## What is asked
Rewrite the rows from the first one through the line containing "rests-icon xyxy=(491,879,535,897)", inclusive, changing "clue-text" to "hint-text" and leaving everything else as it is.

(Collected data)

start

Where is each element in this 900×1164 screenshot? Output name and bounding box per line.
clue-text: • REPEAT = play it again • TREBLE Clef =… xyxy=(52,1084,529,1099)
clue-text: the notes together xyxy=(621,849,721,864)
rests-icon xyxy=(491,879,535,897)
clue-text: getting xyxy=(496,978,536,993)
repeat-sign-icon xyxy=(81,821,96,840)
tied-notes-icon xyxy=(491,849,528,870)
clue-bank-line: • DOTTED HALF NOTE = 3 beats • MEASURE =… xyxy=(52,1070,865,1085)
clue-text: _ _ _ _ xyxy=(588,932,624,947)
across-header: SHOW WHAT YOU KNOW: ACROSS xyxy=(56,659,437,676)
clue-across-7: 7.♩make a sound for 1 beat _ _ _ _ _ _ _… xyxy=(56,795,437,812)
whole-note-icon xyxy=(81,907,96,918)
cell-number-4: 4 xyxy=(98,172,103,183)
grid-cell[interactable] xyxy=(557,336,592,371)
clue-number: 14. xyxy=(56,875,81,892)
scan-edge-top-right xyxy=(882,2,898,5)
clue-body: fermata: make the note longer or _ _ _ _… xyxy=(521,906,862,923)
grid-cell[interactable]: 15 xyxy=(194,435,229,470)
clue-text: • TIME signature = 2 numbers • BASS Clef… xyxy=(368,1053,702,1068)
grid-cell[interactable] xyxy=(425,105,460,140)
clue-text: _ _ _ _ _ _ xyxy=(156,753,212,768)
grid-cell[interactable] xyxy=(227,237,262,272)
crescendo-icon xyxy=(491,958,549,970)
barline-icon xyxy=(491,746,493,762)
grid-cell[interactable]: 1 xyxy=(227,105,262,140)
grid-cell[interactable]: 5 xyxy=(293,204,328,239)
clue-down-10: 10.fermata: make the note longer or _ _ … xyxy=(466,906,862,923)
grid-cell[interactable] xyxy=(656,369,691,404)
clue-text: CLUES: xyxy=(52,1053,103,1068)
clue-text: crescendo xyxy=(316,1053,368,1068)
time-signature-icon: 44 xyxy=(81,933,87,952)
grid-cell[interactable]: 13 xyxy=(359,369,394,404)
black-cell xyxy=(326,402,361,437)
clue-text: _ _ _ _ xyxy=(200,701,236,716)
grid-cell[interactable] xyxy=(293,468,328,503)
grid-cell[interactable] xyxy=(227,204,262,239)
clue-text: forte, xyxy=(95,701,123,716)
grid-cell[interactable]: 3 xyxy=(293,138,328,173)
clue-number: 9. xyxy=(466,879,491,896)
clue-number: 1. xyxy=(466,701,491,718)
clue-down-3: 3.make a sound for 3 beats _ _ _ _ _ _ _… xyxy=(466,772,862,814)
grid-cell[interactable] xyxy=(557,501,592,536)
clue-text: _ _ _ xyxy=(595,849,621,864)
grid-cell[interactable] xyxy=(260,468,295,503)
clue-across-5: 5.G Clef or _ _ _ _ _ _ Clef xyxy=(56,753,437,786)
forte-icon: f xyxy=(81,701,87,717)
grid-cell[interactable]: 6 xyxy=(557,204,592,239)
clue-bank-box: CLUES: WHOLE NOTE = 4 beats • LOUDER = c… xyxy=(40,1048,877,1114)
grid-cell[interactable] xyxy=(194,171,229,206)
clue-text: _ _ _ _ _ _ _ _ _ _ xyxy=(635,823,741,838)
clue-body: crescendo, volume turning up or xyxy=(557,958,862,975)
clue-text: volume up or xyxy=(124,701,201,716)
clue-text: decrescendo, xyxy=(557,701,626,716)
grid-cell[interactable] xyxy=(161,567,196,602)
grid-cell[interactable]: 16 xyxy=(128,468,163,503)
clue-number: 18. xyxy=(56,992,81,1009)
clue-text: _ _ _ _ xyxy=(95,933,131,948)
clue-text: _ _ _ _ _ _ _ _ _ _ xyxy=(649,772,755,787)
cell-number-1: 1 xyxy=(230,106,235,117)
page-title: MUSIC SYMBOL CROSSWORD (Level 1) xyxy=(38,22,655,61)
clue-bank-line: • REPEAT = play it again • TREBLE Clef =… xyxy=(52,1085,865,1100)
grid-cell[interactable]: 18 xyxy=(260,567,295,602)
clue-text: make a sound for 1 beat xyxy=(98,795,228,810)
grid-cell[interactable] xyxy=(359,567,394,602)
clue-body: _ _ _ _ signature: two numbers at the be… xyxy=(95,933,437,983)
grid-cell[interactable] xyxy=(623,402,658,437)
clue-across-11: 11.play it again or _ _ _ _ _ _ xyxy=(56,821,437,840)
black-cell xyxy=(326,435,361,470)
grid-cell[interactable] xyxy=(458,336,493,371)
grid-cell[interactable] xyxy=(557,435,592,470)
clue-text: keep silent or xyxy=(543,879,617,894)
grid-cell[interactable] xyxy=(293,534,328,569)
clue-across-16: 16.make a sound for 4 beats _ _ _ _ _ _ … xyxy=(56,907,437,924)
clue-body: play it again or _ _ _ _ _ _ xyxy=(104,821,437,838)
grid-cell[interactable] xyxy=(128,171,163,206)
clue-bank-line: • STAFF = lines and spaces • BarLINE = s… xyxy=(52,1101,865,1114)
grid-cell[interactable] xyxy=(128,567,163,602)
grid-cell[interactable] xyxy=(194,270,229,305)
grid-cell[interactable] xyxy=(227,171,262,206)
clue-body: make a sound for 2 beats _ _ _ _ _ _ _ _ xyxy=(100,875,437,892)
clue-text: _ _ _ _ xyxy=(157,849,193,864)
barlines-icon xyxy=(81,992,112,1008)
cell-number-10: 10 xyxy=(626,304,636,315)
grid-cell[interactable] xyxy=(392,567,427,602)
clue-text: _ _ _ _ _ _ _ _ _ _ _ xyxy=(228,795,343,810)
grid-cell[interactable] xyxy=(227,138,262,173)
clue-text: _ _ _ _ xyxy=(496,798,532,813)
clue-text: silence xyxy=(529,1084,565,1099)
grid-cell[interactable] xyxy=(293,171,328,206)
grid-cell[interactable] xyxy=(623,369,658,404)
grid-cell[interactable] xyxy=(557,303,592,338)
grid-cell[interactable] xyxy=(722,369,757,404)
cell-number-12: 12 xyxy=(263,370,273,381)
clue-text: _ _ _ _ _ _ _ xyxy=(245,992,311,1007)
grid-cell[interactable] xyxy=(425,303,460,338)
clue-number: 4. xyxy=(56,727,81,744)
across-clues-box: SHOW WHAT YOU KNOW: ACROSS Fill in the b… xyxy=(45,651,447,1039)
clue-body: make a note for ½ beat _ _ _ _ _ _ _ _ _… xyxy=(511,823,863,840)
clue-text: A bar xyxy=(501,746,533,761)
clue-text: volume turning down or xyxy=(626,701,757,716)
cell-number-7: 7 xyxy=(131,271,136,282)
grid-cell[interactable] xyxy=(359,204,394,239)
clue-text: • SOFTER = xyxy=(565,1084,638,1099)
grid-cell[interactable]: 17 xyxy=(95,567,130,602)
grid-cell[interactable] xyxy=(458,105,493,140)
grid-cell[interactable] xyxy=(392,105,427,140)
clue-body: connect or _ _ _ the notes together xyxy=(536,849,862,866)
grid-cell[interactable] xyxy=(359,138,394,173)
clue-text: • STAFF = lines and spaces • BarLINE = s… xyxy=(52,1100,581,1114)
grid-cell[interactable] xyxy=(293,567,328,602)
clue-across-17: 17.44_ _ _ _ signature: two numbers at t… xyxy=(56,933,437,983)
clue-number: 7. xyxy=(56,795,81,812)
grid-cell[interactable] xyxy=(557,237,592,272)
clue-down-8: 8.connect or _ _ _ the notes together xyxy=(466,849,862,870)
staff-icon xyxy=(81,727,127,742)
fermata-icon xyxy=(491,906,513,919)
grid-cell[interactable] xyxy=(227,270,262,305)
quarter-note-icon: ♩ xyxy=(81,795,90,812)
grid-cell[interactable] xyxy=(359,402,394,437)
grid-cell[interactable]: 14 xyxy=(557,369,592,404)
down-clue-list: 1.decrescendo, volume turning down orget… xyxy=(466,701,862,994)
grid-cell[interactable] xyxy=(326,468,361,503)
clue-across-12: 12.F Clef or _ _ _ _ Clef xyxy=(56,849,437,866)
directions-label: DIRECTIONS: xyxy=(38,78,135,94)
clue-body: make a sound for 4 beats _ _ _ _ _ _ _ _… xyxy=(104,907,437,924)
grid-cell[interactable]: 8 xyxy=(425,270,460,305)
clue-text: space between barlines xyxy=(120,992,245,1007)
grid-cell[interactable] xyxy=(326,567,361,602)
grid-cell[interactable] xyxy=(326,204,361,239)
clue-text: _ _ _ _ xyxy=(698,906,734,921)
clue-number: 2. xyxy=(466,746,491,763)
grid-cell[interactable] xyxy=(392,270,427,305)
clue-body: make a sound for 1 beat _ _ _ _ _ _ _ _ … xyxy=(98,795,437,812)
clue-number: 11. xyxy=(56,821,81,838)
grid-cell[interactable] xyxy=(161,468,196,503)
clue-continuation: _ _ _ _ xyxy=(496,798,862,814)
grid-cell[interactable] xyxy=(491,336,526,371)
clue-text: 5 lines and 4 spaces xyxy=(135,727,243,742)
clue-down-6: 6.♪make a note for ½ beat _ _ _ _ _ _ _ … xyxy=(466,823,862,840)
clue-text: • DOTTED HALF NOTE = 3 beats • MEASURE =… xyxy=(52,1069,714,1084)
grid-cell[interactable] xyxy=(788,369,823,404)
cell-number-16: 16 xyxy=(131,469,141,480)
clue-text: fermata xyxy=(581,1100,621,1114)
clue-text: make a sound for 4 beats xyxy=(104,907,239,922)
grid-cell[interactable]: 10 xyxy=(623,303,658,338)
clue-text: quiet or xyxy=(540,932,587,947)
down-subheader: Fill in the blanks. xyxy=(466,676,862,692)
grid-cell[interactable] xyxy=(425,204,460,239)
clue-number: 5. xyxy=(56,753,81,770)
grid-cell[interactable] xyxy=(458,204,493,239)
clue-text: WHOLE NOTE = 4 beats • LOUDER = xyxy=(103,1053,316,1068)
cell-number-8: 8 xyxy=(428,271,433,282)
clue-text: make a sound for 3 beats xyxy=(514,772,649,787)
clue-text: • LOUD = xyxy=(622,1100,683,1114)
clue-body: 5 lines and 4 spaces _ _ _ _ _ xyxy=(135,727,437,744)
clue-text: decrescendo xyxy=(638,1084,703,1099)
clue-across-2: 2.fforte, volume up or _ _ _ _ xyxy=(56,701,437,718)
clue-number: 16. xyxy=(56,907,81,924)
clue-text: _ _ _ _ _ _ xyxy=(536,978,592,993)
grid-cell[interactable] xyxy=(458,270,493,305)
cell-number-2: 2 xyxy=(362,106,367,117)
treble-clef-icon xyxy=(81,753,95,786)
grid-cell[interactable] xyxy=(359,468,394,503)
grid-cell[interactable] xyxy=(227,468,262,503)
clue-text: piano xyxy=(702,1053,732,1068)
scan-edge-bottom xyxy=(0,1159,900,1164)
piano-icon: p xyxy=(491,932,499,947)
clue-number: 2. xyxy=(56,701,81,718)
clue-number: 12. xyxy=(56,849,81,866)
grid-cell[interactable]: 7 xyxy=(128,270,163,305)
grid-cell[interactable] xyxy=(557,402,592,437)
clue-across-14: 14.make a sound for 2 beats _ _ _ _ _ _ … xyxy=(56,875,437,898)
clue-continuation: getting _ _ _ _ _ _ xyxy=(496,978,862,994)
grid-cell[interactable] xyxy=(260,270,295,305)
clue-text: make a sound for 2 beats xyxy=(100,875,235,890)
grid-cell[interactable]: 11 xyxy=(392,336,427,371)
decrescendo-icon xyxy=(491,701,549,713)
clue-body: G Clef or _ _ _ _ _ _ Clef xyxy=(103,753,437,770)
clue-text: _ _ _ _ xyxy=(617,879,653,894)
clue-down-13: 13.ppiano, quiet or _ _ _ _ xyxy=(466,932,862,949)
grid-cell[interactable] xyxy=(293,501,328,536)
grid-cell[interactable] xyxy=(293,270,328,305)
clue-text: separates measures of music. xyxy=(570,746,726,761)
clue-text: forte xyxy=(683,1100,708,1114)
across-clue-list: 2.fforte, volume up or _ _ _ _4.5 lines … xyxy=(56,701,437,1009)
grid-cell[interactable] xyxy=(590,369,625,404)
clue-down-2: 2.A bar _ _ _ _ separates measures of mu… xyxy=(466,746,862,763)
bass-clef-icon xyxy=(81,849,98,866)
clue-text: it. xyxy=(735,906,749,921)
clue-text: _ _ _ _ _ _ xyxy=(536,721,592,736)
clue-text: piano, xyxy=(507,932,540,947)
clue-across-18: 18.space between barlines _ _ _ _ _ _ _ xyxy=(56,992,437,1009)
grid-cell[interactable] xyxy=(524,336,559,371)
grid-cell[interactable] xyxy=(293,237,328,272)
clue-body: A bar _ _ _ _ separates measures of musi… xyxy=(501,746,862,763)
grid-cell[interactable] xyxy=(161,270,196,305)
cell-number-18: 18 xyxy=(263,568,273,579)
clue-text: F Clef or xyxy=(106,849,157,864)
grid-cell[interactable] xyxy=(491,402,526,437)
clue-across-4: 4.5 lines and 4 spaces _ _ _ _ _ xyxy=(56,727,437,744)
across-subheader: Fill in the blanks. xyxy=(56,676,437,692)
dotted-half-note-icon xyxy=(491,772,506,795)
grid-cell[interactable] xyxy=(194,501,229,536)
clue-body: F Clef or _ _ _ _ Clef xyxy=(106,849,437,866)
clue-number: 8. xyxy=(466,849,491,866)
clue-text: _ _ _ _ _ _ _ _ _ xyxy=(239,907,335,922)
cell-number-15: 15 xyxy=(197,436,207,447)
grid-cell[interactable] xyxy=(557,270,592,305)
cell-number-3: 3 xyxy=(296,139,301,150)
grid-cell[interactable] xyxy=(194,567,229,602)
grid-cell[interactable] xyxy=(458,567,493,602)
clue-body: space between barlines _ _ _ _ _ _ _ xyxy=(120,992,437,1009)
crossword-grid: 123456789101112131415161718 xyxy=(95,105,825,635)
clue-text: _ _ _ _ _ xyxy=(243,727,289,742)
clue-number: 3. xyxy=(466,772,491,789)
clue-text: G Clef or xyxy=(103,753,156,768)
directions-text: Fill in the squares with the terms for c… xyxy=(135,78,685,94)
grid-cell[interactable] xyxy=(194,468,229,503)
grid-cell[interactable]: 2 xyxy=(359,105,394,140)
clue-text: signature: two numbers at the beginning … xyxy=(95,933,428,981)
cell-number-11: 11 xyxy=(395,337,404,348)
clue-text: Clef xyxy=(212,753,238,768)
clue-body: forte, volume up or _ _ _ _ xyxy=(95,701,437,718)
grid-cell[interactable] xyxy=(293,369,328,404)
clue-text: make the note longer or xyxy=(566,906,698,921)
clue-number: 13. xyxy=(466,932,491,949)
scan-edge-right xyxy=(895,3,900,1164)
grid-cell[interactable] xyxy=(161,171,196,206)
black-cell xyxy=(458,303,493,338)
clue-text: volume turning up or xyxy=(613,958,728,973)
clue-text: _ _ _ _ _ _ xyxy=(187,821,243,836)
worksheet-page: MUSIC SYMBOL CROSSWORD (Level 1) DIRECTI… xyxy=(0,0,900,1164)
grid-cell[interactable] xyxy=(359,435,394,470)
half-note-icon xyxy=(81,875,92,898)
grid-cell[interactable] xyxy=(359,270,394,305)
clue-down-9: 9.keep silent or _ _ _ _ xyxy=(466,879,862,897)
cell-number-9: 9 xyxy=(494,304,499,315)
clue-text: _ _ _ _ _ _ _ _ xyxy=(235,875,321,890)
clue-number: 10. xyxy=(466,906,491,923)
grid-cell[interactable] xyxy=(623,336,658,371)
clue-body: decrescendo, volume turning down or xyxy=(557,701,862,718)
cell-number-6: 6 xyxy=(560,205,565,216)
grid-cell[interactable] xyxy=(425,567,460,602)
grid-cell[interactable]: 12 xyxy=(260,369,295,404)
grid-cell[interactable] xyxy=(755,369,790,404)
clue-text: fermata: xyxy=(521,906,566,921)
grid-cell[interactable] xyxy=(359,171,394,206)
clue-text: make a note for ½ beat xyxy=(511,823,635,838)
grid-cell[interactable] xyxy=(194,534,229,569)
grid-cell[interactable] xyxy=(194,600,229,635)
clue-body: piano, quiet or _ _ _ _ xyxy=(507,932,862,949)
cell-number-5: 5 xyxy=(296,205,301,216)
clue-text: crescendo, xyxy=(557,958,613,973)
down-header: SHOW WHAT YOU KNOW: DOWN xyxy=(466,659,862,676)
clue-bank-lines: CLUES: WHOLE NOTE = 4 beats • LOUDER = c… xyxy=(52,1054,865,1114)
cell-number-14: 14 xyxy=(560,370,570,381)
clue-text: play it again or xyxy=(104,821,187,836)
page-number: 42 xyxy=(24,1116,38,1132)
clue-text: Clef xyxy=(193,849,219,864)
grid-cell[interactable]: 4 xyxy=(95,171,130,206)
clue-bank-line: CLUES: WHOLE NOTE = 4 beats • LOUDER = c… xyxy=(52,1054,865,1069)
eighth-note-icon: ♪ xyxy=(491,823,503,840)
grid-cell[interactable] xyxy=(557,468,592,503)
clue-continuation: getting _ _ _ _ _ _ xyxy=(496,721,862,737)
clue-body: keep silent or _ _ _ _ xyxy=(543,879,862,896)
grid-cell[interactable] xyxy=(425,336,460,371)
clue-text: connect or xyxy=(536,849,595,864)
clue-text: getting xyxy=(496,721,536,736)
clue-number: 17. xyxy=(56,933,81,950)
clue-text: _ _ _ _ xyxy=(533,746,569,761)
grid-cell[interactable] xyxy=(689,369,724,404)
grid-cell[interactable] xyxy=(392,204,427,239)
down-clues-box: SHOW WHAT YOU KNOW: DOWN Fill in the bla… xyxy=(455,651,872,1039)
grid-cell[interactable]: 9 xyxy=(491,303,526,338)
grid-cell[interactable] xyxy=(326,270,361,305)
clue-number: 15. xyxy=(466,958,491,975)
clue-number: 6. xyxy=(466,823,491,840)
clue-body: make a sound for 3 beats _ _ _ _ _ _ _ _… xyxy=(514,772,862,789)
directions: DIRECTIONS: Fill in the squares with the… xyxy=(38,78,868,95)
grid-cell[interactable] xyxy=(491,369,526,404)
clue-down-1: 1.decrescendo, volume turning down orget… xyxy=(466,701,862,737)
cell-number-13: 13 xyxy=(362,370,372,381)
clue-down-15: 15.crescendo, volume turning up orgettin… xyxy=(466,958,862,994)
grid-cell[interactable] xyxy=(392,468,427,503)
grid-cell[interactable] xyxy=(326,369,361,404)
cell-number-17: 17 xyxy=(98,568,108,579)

end

## Solved exercise
Where is each element in this 900×1164 screenshot? Output name and bounding box per line.
hint-text: • REPEAT = play it again • TREBLE Clef =… xyxy=(52,1084,529,1099)
hint-text: the notes together xyxy=(621,849,721,864)
rests-icon xyxy=(491,879,535,897)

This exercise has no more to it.